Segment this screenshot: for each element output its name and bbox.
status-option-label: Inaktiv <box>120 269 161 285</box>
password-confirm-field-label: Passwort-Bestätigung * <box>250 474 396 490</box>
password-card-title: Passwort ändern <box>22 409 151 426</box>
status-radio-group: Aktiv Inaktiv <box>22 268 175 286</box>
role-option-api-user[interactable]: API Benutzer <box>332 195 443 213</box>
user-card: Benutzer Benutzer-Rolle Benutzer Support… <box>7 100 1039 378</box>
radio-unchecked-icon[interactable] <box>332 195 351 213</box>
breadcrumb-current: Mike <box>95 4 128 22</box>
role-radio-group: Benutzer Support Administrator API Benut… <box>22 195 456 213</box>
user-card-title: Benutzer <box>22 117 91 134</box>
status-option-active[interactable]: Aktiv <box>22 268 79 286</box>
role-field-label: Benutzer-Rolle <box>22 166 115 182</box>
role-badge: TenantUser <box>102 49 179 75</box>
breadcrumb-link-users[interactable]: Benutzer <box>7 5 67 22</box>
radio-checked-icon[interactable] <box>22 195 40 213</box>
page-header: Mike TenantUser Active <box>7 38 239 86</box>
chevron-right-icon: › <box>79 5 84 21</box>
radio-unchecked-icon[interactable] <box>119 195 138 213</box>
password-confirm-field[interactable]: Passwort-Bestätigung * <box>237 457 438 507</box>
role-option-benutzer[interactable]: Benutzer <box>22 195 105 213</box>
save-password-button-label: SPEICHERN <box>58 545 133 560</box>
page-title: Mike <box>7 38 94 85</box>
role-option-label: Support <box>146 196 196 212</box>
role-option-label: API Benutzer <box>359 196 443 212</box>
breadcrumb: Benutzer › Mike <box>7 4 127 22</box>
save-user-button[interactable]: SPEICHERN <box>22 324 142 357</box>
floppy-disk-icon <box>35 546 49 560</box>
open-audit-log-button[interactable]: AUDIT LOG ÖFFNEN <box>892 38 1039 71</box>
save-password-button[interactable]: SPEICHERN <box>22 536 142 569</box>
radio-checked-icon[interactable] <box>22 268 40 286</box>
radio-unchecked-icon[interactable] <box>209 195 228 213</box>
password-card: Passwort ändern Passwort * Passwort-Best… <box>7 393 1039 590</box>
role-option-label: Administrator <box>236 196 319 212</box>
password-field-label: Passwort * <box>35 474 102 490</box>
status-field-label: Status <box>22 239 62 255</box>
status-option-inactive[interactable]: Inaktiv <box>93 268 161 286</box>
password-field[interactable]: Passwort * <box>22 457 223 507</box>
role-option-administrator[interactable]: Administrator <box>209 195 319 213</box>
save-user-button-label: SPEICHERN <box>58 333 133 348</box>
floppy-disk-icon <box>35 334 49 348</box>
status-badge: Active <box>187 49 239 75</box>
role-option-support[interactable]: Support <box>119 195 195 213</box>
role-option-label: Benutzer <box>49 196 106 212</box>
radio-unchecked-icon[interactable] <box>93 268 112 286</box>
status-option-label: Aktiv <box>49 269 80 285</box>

○ ○ ○ ○ ○ ○ ○

* AIM OF THE TASK: Convert the entries above, from their first line through the line containing "user-card-title: Benutzer <box>22", inclusive, into a JSON list of strings, one string per line, leaving out any blank lines.

* COMPLETE OUTPUT:
[
  "Segment this screenshot: for each element output its name and bbox.",
  "status-option-label: Inaktiv <box>120 269 161 285</box>",
  "password-confirm-field-label: Passwort-Bestätigung * <box>250 474 396 490</box>",
  "password-card-title: Passwort ändern <box>22 409 151 426</box>",
  "status-radio-group: Aktiv Inaktiv <box>22 268 175 286</box>",
  "role-option-api-user[interactable]: API Benutzer <box>332 195 443 213</box>",
  "user-card: Benutzer Benutzer-Rolle Benutzer Support… <box>7 100 1039 378</box>",
  "radio-unchecked-icon[interactable] <box>332 195 351 213</box>",
  "breadcrumb-current: Mike <box>95 4 128 22</box>",
  "role-radio-group: Benutzer Support Administrator API Benut… <box>22 195 456 213</box>",
  "user-card-title: Benutzer <box>22 117 91 134</box>"
]